Data entries:
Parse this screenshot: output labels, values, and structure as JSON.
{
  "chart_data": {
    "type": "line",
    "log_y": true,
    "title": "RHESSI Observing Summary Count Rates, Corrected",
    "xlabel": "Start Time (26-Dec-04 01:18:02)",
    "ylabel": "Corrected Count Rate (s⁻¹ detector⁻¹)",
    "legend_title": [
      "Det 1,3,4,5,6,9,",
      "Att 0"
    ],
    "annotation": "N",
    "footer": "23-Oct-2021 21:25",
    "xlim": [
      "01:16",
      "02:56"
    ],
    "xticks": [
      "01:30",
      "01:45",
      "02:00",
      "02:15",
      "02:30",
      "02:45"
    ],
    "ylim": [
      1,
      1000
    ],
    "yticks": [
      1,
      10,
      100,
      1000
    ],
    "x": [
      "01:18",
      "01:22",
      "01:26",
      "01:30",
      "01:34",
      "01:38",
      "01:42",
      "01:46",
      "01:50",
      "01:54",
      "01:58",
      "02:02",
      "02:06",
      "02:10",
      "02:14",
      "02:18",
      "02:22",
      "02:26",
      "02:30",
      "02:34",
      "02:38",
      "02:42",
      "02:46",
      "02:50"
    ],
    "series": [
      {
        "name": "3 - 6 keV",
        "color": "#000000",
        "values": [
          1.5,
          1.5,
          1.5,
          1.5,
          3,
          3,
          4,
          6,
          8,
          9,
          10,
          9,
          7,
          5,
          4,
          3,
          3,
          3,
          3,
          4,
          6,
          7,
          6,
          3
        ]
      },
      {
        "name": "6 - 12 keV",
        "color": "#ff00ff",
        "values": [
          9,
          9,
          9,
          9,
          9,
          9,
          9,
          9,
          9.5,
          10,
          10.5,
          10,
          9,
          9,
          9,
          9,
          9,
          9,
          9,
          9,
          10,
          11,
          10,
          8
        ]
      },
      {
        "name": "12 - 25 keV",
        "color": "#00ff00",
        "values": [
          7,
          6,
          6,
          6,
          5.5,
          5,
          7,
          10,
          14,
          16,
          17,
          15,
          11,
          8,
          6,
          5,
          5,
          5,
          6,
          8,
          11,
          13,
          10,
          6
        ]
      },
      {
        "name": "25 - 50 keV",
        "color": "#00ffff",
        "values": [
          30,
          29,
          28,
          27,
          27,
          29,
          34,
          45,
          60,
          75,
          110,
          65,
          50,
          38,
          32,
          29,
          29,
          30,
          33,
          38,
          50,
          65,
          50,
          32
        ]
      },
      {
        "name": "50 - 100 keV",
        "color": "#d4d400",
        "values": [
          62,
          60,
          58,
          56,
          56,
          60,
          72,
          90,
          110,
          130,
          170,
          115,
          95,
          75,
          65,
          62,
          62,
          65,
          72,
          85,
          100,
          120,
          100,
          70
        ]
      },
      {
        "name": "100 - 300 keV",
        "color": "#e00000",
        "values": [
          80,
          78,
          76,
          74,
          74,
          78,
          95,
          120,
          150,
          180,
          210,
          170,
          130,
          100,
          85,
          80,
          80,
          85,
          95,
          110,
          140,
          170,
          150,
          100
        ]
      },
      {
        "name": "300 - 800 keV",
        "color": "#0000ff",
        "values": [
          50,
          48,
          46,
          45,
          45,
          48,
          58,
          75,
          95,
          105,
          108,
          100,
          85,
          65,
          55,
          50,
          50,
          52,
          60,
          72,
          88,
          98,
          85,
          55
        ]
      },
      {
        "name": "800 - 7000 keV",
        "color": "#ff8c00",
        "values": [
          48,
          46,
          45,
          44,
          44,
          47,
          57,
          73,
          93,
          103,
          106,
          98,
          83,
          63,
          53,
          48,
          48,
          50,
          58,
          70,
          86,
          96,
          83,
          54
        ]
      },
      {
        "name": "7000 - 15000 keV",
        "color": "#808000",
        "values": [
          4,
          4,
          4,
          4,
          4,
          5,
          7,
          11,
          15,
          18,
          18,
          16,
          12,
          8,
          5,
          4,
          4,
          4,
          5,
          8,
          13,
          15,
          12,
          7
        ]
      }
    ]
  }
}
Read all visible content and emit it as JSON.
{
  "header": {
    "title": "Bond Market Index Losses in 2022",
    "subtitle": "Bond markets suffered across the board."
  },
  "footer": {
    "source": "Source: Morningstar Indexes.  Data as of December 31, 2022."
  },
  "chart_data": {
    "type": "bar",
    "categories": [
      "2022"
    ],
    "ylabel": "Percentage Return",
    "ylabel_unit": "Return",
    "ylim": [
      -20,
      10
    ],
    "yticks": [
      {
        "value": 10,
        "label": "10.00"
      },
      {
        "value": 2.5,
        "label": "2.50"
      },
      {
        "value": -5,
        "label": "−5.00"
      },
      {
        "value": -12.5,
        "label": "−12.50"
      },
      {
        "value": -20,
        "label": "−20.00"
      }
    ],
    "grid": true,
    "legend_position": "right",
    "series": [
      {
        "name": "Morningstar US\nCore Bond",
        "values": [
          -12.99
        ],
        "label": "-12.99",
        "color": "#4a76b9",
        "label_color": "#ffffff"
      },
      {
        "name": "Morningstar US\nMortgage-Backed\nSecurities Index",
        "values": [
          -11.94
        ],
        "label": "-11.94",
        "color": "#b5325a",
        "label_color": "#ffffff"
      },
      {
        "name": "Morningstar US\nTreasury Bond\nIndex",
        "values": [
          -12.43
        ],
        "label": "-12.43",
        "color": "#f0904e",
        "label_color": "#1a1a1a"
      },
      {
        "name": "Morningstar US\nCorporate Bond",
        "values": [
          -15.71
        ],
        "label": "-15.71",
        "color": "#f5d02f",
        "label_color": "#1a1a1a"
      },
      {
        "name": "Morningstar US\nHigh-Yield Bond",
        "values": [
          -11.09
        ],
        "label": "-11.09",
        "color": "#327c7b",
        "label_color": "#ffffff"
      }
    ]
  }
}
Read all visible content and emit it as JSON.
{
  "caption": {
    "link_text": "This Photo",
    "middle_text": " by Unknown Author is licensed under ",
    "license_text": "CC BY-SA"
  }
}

Given instruction:
Here, the records must be output exactly and in full.

Expected answer:
Parse this screenshot: output labels, values, and structure as JSON.
{
  "chart_data": {
    "type": "line",
    "log_y": true,
    "title": "RHESSI Observing Summary Count Rates, Corrected",
    "xlabel": "Start Time (26-Dec-04 01:18:02)",
    "ylabel": "Corrected Count Rate (s⁻¹ detector⁻¹)",
    "legend_title": [
      "Det 1,3,4,5,6,9,",
      "Att 0"
    ],
    "annotation": "N",
    "footer": "23-Oct-2021 21:25",
    "xlim": [
      "01:16",
      "02:56"
    ],
    "xticks": [
      "01:30",
      "01:45",
      "02:00",
      "02:15",
      "02:30",
      "02:45"
    ],
    "ylim": [
      1,
      1000
    ],
    "yticks": [
      1,
      10,
      100,
      1000
    ],
    "x": [
      "01:18",
      "01:22",
      "01:26",
      "01:30",
      "01:34",
      "01:38",
      "01:42",
      "01:46",
      "01:50",
      "01:54",
      "01:58",
      "02:02",
      "02:06",
      "02:10",
      "02:14",
      "02:18",
      "02:22",
      "02:26",
      "02:30",
      "02:34",
      "02:38",
      "02:42",
      "02:46",
      "02:50"
    ],
    "series": [
      {
        "name": "3 - 6 keV",
        "color": "#000000",
        "values": [
          1.5,
          1.5,
          1.5,
          1.5,
          3,
          3,
          4,
          6,
          8,
          9,
          10,
          9,
          7,
          5,
          4,
          3,
          3,
          3,
          3,
          4,
          6,
          7,
          6,
          3
        ]
      },
      {
        "name": "6 - 12 keV",
        "color": "#ff00ff",
        "values": [
          9,
          9,
          9,
          9,
          9,
          9,
          9,
          9,
          9.5,
          10,
          10.5,
          10,
          9,
          9,
          9,
          9,
          9,
          9,
          9,
          9,
          10,
          11,
          10,
          8
        ]
      },
      {
        "name": "12 - 25 keV",
        "color": "#00ff00",
        "values": [
          7,
          6,
          6,
          6,
          5.5,
          5,
          7,
          10,
          14,
          16,
          17,
          15,
          11,
          8,
          6,
          5,
          5,
          5,
          6,
          8,
          11,
          13,
          10,
          6
        ]
      },
      {
        "name": "25 - 50 keV",
        "color": "#00ffff",
        "values": [
          30,
          29,
          28,
          27,
          27,
          29,
          34,
          45,
          60,
          75,
          110,
          65,
          50,
          38,
          32,
          29,
          29,
          30,
          33,
          38,
          50,
          65,
          50,
          32
        ]
      },
      {
        "name": "50 - 100 keV",
        "color": "#d4d400",
        "values": [
          62,
          60,
          58,
          56,
          56,
          60,
          72,
          90,
          110,
          130,
          170,
          115,
          95,
          75,
          65,
          62,
          62,
          65,
          72,
          85,
          100,
          120,
          100,
          70
        ]
      },
      {
        "name": "100 - 300 keV",
        "color": "#e00000",
        "values": [
          80,
          78,
          76,
          74,
          74,
          78,
          95,
          120,
          150,
          180,
          210,
          170,
          130,
          100,
          85,
          80,
          80,
          85,
          95,
          110,
          140,
          170,
          150,
          100
        ]
      },
      {
        "name": "300 - 800 keV",
        "color": "#0000ff",
        "values": [
          50,
          48,
          46,
          45,
          45,
          48,
          58,
          75,
          95,
          105,
          108,
          100,
          85,
          65,
          55,
          50,
          50,
          52,
          60,
          72,
          88,
          98,
          85,
          55
        ]
      },
      {
        "name": "800 - 7000 keV",
        "color": "#ff8c00",
        "values": [
          48,
          46,
          45,
          44,
          44,
          47,
          57,
          73,
          93,
          103,
          106,
          98,
          83,
          63,
          53,
          48,
          48,
          50,
          58,
          70,
          86,
          96,
          83,
          54
        ]
      },
      {
        "name": "7000 - 15000 keV",
        "color": "#808000",
        "values": [
          4,
          4,
          4,
          4,
          4,
          5,
          7,
          11,
          15,
          18,
          18,
          16,
          12,
          8,
          5,
          4,
          4,
          4,
          5,
          8,
          13,
          15,
          12,
          7
        ]
      }
    ]
  }
}
Read all visible content and emit it as JSON.
{
  "header": {
    "title": "Bond Market Index Losses in 2022",
    "subtitle": "Bond markets suffered across the board."
  },
  "footer": {
    "source": "Source: Morningstar Indexes.  Data as of December 31, 2022."
  },
  "chart_data": {
    "type": "bar",
    "categories": [
      "2022"
    ],
    "ylabel": "Percentage Return",
    "ylabel_unit": "Return",
    "ylim": [
      -20,
      10
    ],
    "yticks": [
      {
        "value": 10,
        "label": "10.00"
      },
      {
        "value": 2.5,
        "label": "2.50"
      },
      {
        "value": -5,
        "label": "−5.00"
      },
      {
        "value": -12.5,
        "label": "−12.50"
      },
      {
        "value": -20,
        "label": "−20.00"
      }
    ],
    "grid": true,
    "legend_position": "right",
    "series": [
      {
        "name": "Morningstar US\nCore Bond",
        "values": [
          -12.99
        ],
        "label": "-12.99",
        "color": "#4a76b9",
        "label_color": "#ffffff"
      },
      {
        "name": "Morningstar US\nMortgage-Backed\nSecurities Index",
        "values": [
          -11.94
        ],
        "label": "-11.94",
        "color": "#b5325a",
        "label_color": "#ffffff"
      },
      {
        "name": "Morningstar US\nTreasury Bond\nIndex",
        "values": [
          -12.43
        ],
        "label": "-12.43",
        "color": "#f0904e",
        "label_color": "#1a1a1a"
      },
      {
        "name": "Morningstar US\nCorporate Bond",
        "values": [
          -15.71
        ],
        "label": "-15.71",
        "color": "#f5d02f",
        "label_color": "#1a1a1a"
      },
      {
        "name": "Morningstar US\nHigh-Yield Bond",
        "values": [
          -11.09
        ],
        "label": "-11.09",
        "color": "#327c7b",
        "label_color": "#ffffff"
      }
    ]
  }
}
Read all visible content and emit it as JSON.
{
  "caption": {
    "link_text": "This Photo",
    "middle_text": " by Unknown Author is licensed under ",
    "license_text": "CC BY-SA"
  }
}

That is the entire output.